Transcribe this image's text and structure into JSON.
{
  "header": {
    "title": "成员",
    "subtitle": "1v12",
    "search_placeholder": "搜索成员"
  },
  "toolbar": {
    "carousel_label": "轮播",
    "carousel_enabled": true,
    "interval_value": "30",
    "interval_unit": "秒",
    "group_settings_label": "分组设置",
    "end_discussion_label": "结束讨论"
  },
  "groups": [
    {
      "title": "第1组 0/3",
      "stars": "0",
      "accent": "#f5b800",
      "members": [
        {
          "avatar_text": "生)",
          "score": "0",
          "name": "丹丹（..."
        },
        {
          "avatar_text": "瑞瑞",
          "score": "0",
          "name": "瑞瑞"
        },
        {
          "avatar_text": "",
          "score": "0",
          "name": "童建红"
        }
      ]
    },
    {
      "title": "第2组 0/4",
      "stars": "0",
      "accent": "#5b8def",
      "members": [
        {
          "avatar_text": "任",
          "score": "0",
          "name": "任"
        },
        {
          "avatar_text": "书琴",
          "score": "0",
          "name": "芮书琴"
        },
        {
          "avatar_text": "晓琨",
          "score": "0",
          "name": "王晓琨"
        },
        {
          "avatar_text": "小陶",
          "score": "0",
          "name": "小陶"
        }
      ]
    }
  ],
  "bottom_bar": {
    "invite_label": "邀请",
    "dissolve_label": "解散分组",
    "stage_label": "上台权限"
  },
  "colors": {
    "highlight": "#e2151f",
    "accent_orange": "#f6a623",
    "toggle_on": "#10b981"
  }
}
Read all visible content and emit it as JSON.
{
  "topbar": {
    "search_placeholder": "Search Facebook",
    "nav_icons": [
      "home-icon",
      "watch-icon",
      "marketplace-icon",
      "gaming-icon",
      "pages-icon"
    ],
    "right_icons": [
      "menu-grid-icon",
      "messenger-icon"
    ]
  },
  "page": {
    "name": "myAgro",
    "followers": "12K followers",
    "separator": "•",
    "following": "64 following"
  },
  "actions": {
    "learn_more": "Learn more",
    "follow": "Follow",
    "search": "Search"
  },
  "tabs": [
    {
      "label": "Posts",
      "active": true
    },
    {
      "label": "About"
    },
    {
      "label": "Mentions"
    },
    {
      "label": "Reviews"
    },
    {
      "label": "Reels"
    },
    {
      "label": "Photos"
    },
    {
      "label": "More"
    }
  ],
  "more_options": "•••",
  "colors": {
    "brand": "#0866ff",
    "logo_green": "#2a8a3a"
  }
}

● ● ●

- Objective: All of the data shown above must be copied exactly.

- Output of the exercise:
Transcribe this image's text and structure into JSON.
{
  "header": {
    "title": "成员",
    "subtitle": "1v12",
    "search_placeholder": "搜索成员"
  },
  "toolbar": {
    "carousel_label": "轮播",
    "carousel_enabled": true,
    "interval_value": "30",
    "interval_unit": "秒",
    "group_settings_label": "分组设置",
    "end_discussion_label": "结束讨论"
  },
  "groups": [
    {
      "title": "第1组 0/3",
      "stars": "0",
      "accent": "#f5b800",
      "members": [
        {
          "avatar_text": "生)",
          "score": "0",
          "name": "丹丹（..."
        },
        {
          "avatar_text": "瑞瑞",
          "score": "0",
          "name": "瑞瑞"
        },
        {
          "avatar_text": "",
          "score": "0",
          "name": "童建红"
        }
      ]
    },
    {
      "title": "第2组 0/4",
      "stars": "0",
      "accent": "#5b8def",
      "members": [
        {
          "avatar_text": "任",
          "score": "0",
          "name": "任"
        },
        {
          "avatar_text": "书琴",
          "score": "0",
          "name": "芮书琴"
        },
        {
          "avatar_text": "晓琨",
          "score": "0",
          "name": "王晓琨"
        },
        {
          "avatar_text": "小陶",
          "score": "0",
          "name": "小陶"
        }
      ]
    }
  ],
  "bottom_bar": {
    "invite_label": "邀请",
    "dissolve_label": "解散分组",
    "stage_label": "上台权限"
  },
  "colors": {
    "highlight": "#e2151f",
    "accent_orange": "#f6a623",
    "toggle_on": "#10b981"
  }
}
Read all visible content and emit it as JSON.
{
  "topbar": {
    "search_placeholder": "Search Facebook",
    "nav_icons": [
      "home-icon",
      "watch-icon",
      "marketplace-icon",
      "gaming-icon",
      "pages-icon"
    ],
    "right_icons": [
      "menu-grid-icon",
      "messenger-icon"
    ]
  },
  "page": {
    "name": "myAgro",
    "followers": "12K followers",
    "separator": "•",
    "following": "64 following"
  },
  "actions": {
    "learn_more": "Learn more",
    "follow": "Follow",
    "search": "Search"
  },
  "tabs": [
    {
      "label": "Posts",
      "active": true
    },
    {
      "label": "About"
    },
    {
      "label": "Mentions"
    },
    {
      "label": "Reviews"
    },
    {
      "label": "Reels"
    },
    {
      "label": "Photos"
    },
    {
      "label": "More"
    }
  ],
  "more_options": "•••",
  "colors": {
    "brand": "#0866ff",
    "logo_green": "#2a8a3a"
  }
}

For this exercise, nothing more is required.